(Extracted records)
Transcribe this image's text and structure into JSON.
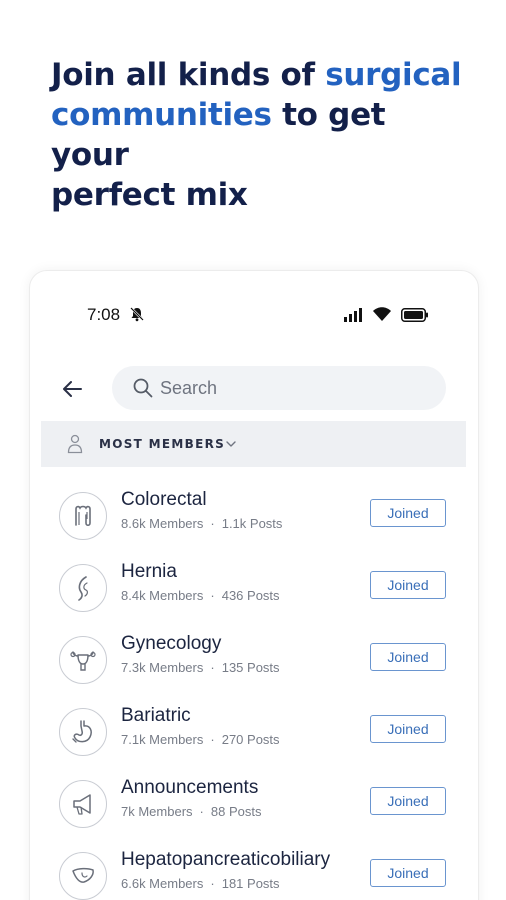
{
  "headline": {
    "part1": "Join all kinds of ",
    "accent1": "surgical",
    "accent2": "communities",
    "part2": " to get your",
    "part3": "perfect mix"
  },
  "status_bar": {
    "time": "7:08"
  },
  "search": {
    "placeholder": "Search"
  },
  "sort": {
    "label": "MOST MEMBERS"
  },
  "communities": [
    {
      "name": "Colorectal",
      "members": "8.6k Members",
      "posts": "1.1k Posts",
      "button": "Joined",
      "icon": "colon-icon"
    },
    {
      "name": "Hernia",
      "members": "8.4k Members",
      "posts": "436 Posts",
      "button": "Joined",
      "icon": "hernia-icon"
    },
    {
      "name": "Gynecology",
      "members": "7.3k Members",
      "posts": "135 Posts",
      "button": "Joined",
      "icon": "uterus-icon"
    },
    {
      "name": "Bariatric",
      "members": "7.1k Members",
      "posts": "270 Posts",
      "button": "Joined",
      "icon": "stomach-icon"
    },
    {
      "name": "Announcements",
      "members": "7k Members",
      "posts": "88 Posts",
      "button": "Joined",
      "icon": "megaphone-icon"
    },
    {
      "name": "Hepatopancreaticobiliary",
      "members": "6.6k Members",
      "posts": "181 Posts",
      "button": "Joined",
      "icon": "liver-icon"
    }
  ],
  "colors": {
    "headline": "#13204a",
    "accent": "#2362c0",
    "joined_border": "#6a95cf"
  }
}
==
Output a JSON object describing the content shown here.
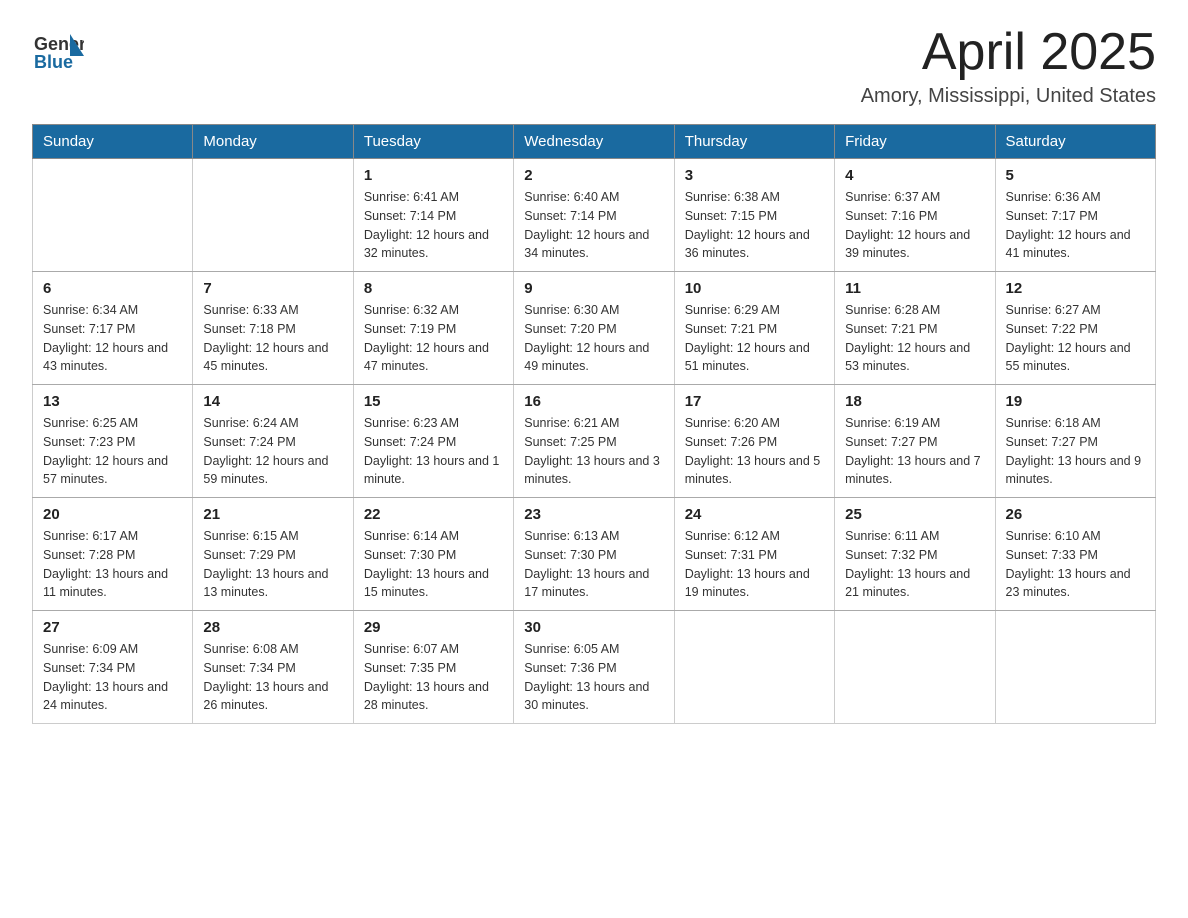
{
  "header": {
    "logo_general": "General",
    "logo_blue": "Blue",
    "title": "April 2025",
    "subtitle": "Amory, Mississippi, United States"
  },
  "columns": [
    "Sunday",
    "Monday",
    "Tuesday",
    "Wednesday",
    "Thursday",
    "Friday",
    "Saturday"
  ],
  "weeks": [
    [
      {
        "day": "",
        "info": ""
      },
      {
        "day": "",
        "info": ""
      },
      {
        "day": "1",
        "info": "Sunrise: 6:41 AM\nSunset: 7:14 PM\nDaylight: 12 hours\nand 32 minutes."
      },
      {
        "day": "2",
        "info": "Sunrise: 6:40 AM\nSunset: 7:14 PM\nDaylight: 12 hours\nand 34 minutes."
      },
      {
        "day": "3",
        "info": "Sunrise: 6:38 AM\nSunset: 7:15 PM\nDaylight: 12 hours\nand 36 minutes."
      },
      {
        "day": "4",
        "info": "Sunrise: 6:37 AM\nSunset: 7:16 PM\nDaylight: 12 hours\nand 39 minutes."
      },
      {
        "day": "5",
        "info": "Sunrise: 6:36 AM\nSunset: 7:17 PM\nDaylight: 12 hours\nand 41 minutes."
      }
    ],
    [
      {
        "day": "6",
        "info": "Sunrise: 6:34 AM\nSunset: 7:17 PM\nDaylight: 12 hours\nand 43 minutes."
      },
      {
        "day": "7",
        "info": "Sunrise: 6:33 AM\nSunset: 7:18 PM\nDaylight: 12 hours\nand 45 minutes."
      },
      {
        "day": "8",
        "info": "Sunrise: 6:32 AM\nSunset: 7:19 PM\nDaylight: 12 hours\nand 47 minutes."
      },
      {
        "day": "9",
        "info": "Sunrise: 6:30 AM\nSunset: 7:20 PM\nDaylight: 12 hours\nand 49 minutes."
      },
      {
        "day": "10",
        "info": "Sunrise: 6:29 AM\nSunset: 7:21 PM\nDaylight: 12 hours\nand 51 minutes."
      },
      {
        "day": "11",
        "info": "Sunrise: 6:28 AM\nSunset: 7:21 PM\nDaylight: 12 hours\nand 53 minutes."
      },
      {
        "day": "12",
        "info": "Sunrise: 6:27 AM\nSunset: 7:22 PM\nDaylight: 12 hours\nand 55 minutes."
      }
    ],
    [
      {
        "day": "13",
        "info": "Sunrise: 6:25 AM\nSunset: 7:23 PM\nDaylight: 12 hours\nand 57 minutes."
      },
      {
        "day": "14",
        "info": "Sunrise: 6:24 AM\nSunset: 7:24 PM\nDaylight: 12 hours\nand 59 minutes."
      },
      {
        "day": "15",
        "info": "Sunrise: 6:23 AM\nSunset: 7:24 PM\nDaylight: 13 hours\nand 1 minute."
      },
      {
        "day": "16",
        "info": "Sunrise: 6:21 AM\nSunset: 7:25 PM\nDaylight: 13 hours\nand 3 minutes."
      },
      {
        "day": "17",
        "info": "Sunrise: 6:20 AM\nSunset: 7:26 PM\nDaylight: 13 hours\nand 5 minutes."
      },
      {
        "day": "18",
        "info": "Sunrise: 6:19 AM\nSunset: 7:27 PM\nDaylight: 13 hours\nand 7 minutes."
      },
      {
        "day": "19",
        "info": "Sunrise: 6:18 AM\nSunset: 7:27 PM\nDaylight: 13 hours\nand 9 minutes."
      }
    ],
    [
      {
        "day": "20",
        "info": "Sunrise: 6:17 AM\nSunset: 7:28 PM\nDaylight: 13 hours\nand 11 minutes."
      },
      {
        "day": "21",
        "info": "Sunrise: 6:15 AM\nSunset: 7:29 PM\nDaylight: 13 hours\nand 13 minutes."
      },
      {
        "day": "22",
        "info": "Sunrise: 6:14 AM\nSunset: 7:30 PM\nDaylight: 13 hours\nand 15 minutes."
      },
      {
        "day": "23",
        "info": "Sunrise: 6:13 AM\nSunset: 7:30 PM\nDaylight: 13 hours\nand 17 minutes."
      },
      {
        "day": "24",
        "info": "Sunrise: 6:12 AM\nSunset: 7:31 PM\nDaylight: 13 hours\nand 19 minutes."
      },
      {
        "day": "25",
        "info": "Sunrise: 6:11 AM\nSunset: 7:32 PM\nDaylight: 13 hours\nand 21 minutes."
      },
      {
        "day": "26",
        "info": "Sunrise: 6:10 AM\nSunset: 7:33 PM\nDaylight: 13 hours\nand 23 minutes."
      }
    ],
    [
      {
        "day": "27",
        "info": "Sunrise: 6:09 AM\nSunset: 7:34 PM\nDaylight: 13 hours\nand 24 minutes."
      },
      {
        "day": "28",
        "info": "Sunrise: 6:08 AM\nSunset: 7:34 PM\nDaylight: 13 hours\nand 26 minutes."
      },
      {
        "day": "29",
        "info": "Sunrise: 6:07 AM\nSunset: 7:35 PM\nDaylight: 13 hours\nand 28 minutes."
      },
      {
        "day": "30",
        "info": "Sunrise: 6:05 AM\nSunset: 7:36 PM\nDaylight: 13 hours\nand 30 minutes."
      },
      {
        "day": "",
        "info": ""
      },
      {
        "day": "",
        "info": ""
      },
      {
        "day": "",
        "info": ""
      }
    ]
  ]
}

_WORK TO BE COMPLETED_
Filter the data for the string "icon" and copy every line that has it.

_SOLUTION_
      "icon": "colon-icon"
      "icon": "hernia-icon"
      "icon": "uterus-icon"
      "icon": "stomach-icon"
      "icon": "megaphone-icon"
      "icon": "liver-icon"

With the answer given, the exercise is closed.